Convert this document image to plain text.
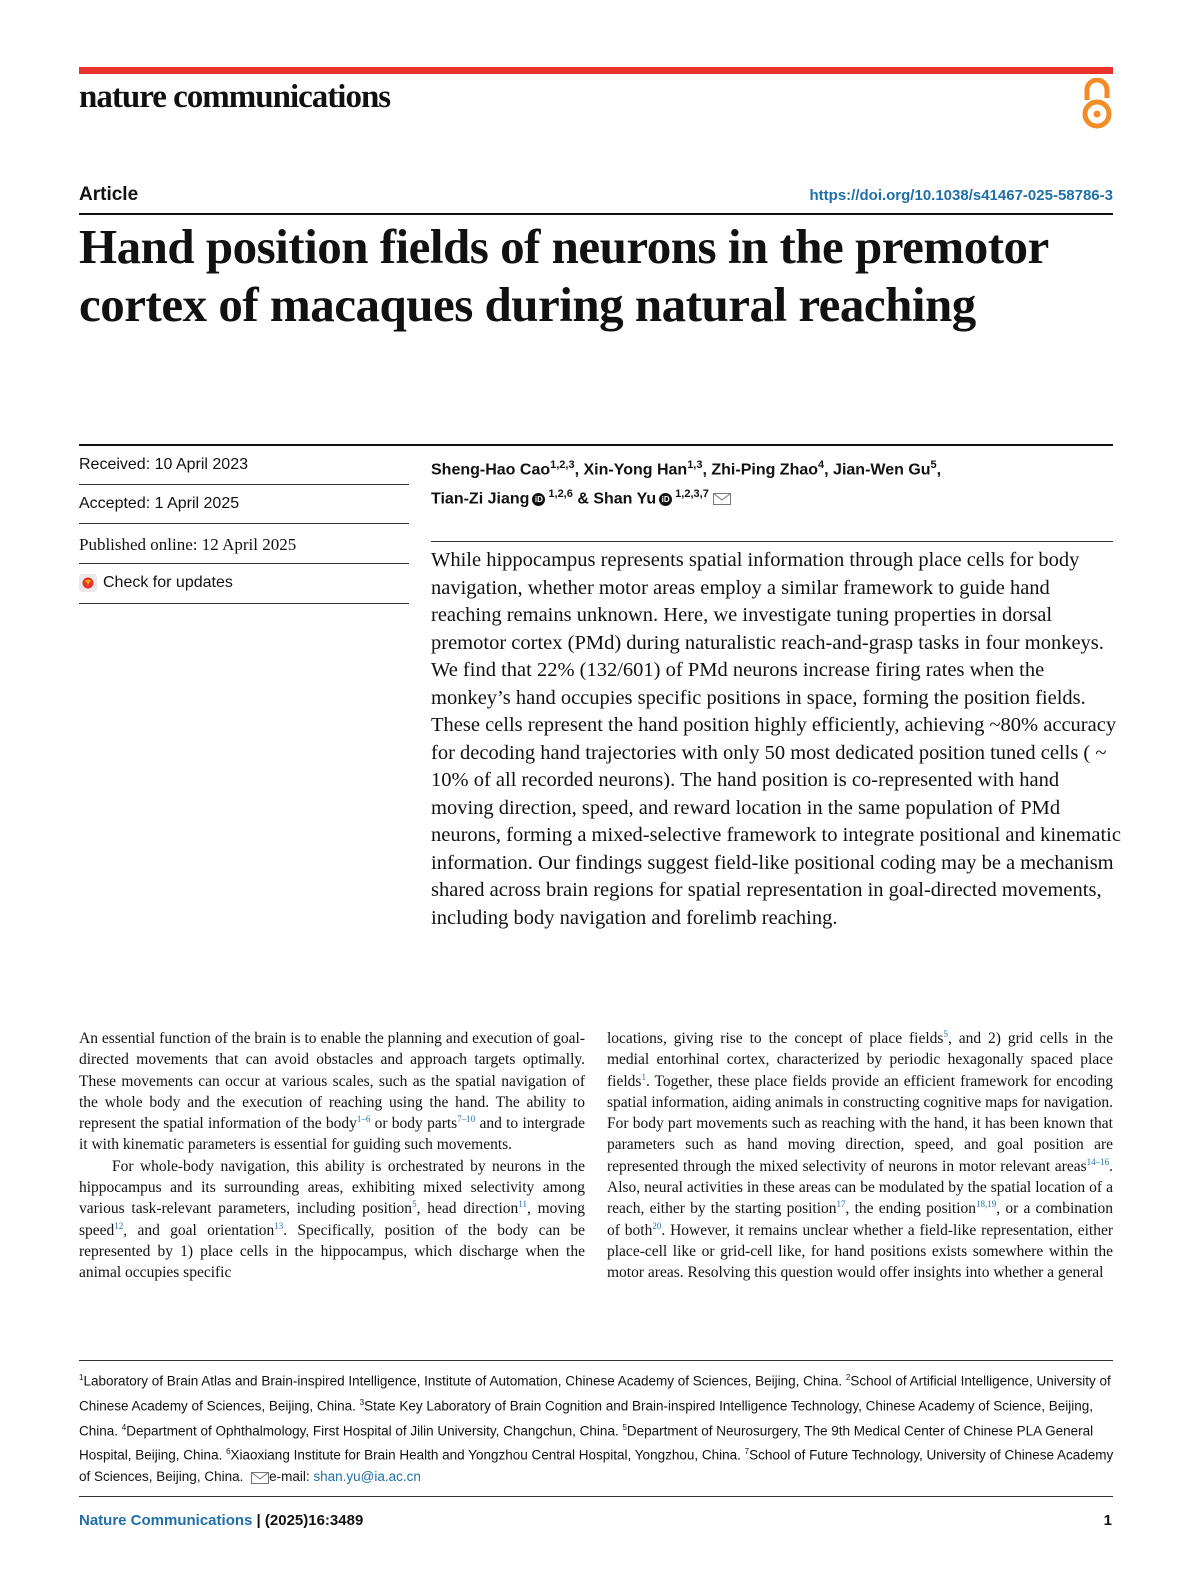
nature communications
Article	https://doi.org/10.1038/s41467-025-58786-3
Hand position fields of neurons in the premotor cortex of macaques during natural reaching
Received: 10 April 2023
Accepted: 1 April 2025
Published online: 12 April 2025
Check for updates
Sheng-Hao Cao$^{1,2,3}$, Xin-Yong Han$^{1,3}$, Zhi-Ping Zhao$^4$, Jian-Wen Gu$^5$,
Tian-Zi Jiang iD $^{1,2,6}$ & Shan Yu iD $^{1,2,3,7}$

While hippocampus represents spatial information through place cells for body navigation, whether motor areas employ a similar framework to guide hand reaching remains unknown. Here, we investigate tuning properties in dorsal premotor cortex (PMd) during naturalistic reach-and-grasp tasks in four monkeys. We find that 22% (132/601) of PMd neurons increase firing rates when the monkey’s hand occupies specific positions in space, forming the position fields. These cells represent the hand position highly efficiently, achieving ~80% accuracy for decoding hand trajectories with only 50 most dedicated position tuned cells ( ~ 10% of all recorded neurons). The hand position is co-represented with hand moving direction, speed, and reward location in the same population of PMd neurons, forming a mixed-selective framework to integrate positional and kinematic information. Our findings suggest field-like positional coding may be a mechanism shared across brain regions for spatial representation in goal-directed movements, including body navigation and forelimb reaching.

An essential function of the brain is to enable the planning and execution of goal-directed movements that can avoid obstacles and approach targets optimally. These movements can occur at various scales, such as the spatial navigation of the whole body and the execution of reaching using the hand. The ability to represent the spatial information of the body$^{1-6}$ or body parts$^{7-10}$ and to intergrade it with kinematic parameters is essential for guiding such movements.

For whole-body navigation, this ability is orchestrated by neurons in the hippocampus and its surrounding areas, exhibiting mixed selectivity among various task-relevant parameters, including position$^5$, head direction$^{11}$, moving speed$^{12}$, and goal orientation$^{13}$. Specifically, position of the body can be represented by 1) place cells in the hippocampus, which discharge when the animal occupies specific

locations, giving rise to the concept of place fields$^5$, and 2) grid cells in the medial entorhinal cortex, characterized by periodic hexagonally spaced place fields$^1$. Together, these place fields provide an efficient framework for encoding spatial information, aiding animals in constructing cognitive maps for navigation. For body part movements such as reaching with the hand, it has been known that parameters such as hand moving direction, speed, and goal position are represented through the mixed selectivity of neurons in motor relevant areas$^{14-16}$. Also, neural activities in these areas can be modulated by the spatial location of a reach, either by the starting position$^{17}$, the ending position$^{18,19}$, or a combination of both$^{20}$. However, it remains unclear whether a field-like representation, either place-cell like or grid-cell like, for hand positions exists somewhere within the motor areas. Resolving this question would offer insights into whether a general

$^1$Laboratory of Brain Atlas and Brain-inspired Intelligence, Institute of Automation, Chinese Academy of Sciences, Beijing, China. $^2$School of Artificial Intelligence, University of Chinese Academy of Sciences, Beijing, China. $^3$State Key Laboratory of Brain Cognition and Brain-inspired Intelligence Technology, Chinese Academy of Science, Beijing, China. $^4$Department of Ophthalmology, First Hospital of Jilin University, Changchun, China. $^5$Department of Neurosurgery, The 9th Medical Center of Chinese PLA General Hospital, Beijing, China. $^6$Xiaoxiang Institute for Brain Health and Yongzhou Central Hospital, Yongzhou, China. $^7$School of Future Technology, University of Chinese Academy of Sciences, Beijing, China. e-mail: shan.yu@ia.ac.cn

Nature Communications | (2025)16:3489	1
==
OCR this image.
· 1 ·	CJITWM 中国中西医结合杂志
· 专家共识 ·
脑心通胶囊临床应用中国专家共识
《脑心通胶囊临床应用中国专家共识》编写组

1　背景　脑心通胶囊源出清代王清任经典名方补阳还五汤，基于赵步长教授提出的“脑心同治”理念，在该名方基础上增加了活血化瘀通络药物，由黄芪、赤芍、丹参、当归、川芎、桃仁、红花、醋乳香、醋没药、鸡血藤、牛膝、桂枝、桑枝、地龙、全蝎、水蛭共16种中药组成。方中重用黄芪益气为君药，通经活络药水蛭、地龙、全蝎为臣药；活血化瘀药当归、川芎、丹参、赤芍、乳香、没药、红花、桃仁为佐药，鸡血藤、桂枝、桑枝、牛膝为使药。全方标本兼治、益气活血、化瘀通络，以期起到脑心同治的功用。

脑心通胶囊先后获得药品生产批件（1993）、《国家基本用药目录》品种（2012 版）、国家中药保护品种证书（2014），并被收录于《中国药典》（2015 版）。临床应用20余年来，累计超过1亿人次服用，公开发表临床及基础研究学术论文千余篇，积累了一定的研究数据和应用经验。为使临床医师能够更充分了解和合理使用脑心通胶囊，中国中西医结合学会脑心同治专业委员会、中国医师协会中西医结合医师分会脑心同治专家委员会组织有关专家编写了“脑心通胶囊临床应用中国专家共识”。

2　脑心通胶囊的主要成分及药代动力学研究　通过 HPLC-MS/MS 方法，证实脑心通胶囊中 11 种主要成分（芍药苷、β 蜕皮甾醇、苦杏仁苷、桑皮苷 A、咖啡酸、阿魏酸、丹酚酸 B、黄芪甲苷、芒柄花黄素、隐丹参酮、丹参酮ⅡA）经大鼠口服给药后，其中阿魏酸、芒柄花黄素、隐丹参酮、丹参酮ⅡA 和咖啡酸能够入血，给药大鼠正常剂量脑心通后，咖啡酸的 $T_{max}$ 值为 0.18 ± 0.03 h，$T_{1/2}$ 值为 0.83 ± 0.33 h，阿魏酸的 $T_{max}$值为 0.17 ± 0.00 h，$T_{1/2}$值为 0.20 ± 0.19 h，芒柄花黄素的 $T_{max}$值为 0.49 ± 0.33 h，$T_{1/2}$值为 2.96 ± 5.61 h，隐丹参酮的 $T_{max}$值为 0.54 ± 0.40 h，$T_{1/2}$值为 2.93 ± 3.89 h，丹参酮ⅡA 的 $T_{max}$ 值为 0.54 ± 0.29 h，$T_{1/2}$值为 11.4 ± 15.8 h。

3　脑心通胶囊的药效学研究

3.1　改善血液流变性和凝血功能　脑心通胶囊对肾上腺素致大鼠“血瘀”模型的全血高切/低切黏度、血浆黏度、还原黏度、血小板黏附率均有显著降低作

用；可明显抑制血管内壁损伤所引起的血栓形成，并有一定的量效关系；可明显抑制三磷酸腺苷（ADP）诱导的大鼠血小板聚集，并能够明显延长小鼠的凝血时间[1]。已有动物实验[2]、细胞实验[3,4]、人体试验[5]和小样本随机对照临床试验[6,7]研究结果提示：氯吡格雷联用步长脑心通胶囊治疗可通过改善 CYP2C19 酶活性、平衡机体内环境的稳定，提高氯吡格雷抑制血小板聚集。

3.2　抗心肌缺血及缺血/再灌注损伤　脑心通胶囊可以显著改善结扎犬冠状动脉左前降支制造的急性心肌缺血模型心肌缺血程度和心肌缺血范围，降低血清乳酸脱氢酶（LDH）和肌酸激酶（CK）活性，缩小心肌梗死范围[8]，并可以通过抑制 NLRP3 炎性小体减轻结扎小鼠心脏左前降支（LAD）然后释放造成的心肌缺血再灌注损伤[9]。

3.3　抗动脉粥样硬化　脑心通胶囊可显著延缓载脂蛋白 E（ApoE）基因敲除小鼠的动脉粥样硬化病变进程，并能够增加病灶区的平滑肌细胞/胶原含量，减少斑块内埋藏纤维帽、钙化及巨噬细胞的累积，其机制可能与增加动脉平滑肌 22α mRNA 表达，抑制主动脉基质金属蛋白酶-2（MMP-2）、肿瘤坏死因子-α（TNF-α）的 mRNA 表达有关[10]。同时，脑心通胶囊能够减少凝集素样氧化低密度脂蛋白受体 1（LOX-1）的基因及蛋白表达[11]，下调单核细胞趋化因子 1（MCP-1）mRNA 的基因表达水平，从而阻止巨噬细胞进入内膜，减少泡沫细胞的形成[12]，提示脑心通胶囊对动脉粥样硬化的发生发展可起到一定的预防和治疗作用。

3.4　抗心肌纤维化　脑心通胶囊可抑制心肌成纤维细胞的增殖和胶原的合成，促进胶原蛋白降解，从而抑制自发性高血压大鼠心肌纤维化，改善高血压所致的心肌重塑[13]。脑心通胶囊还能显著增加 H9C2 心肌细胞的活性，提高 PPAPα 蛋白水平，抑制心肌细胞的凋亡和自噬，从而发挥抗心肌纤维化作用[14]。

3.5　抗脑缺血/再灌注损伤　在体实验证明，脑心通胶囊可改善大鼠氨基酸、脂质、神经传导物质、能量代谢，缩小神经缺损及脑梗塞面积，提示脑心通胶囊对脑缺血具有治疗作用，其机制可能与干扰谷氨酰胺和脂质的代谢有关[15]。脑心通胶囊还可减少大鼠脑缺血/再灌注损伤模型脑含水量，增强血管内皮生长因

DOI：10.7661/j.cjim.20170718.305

[TASK INSTRUCTIONS]
Among the records, find the lines that contain "April" and copy each of them.

[ANSWER AREA]
Received: 10 April 2023
Accepted: 1 April 2025
Published online: 12 April 2025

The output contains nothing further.